**Kaynaktan Alıntı**
---------------

1. 1.
    0
    1. iyi oynayan iki kişinin aynı takımda yer almamasına dikkat edilirdi..
    2. Maçlar minyatür kalede oynanıyorsa, penaltı boş kaleye ters şekilde topukla vurulurdu..
    3. Kaleler tamamen hayali olurdu.. Kale direkleri arası adım ile sayılır, olmaları gereken yerler iki taş ile işaretlenirdi..
    4. Hava kararınca, ezan okununca veya anne-baba çağırınca maç biterdi..
    5. Üç korner, bir penaltıydı..
    6. Topu patlatan parasını öder, patlak top ikiye kesilip kafaya takılırdı..
    7. Frikiklerde "açıl biraz" denince "burası ali sami yen mi oğlum" şeklinde cevap verilirdi..
    8. Takımlar kurulurken ilk oyuncuyu seçme hakkı, adım almayı iyi bilenindi..
    9. Kaleci topu 3 kere sektirirse, rakibe "açılsana, 3 kere sektirdim" derdi, rakip açılırdı; efendilik vardı..
    10. Top oyuncunun pek münasip olmayan bir tarafına gelirse, herkes "işe işe!" diye bağırırdı..

---------------

**Yazılı Alıştırma A**
Aşağıdaki ifadelerin maç kuralları metniyle uyuşup uyuşmadığını, her biri için evet ya da hayır diyerek ve metindeki belirleyici sözcükleri aynen alıntılayarak belirtiniz: (i) Hava kararınca maç sona ererdi. (ii) Topu patlatan oyuncunun yerine parayı takım arkadaşları öderdi. (iii) İki korner bir penaltı sayılırdı.
**Yazılı Alıştırma B**
Maç kuralları metninde "2. Maçlar minyatür" ifadesini içeren sözcüklerle açılıp "kesilip kafaya takılırdı.." ile kapanan bölümü hiçbir değişiklik yapmadan yineleyiniz.

**Verilen Bilgiler**
---------------

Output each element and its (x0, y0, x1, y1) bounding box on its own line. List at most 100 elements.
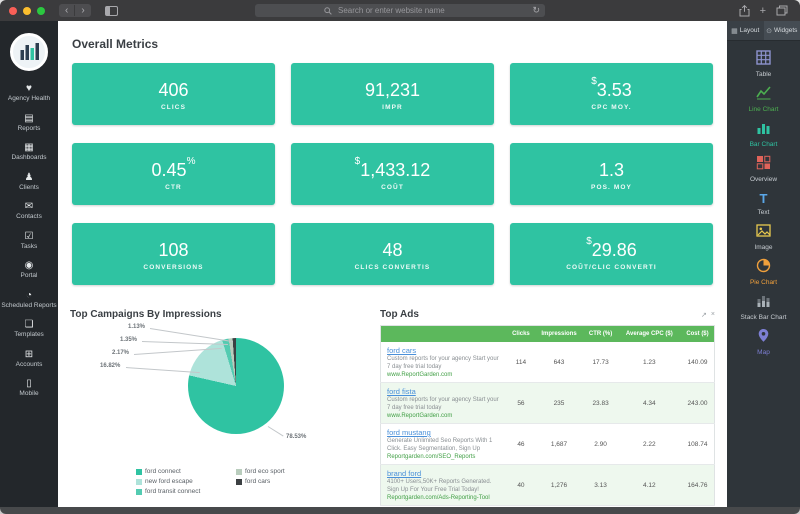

---------------

**Ayrıntılı Çözüm A**
(i) Evet: “Hava kararınca, ezan okununca veya anne-baba çağırınca maç biterdi”
(ii) Hayır: “Topu patlatan parasını öder”
(iii) Hayır: “Üç korner, bir penaltıydı”

**Ayrıntılı Çözüm B**
2. Maçlar minyatür kalede oynanıyorsa, penaltı boş kaleye ters şekilde topukla vurulurdu..
    3. Kaleler tamamen hayali olurdu.. Kale direkleri arası adım ile sayılır, olmaları gereken yerler iki taş ile işaretlenirdi..
    4. Hava kararınca, ezan okununca veya anne-baba çağırınca maç biterdi..
    5. Üç korner, bir penaltıydı..
    6. Topu patlatan parasını öder, patlak top ikiye kesilip kafaya takılırdı..